Page transcription dataset items:
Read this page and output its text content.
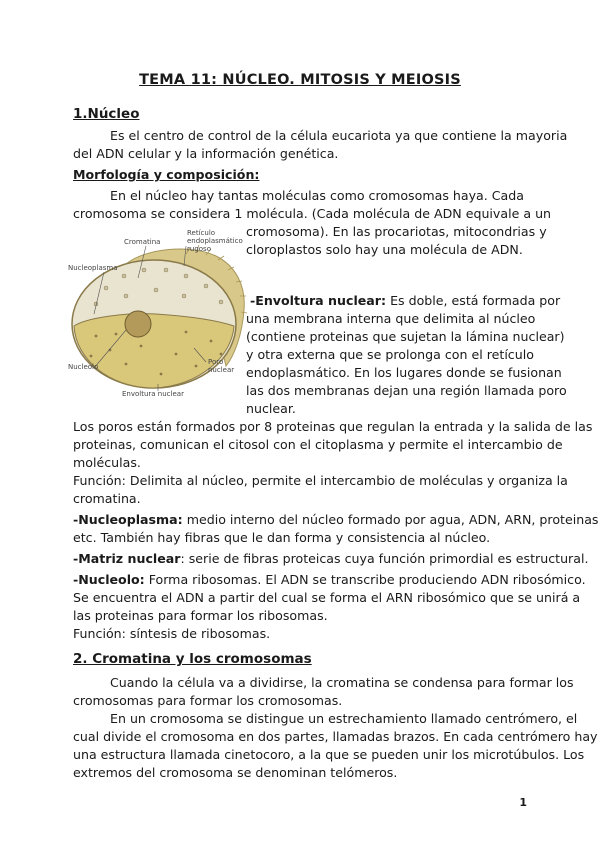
TEMA 11: NÚCLEO. MITOSIS Y MEIOSIS
1.Núcleo
Es el centro de control de la célula eucariota ya que contiene la mayoria
del ADN celular y la información genética.
Morfología y composición:
En el núcleo hay tantas moléculas como cromosomas haya. Cada
cromosoma se considera 1 molécula. (Cada molécula de ADN equivale a un
cromosoma). En las procariotas, mitocondrias y
cloroplastos solo hay una molécula de ADN.
Retículo
endoplasmático
rugoso
Cromatina
Nucleoplasma
Nucleolo
Poro
nuclear
Envoltura nuclear
-Envoltura nuclear: Es doble, está formada por
una membrana interna que delimita al núcleo
(contiene proteinas que sujetan la lámina nuclear)
y otra externa que se prolonga con el retículo
endoplasmático. En los lugares donde se fusionan
las dos membranas dejan una región llamada poro
nuclear.
Los poros están formados por 8 proteinas que regulan la entrada y la salida de las
proteinas, comunican el citosol con el citoplasma y permite el intercambio de
moléculas.
Función: Delimita al núcleo, permite el intercambio de moléculas y organiza la
cromatina.
-Nucleoplasma: medio interno del núcleo formado por agua, ADN, ARN, proteinas
etc. También hay fibras que le dan forma y consistencia al núcleo.
-Matriz nuclear: serie de fibras proteicas cuya función primordial es estructural.
-Nucleolo: Forma ribosomas. El ADN se transcribe produciendo ADN ribosómico.
Se encuentra el ADN a partir del cual se forma el ARN ribosómico que se unirá a
las proteinas para formar los ribosomas.
Función: síntesis de ribosomas.
2. Cromatina y los cromosomas
Cuando la célula va a dividirse, la cromatina se condensa para formar los
cromosomas para formar los cromosomas.
En un cromosoma se distingue un estrechamiento llamado centrómero, el
cual divide el cromosoma en dos partes, llamadas brazos. En cada centrómero hay
una estructura llamada cinetocoro, a la que se pueden unir los microtúbulos. Los
extremos del cromosoma se denominan telómeros.
1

Exercise objective –
Lines that hold the word "célula" are the ones to copy from the entries above.

Solution –
Es el centro de control de la célula eucariota ya que contiene la mayoria
Cuando la célula va a dividirse, la cromatina se condensa para formar los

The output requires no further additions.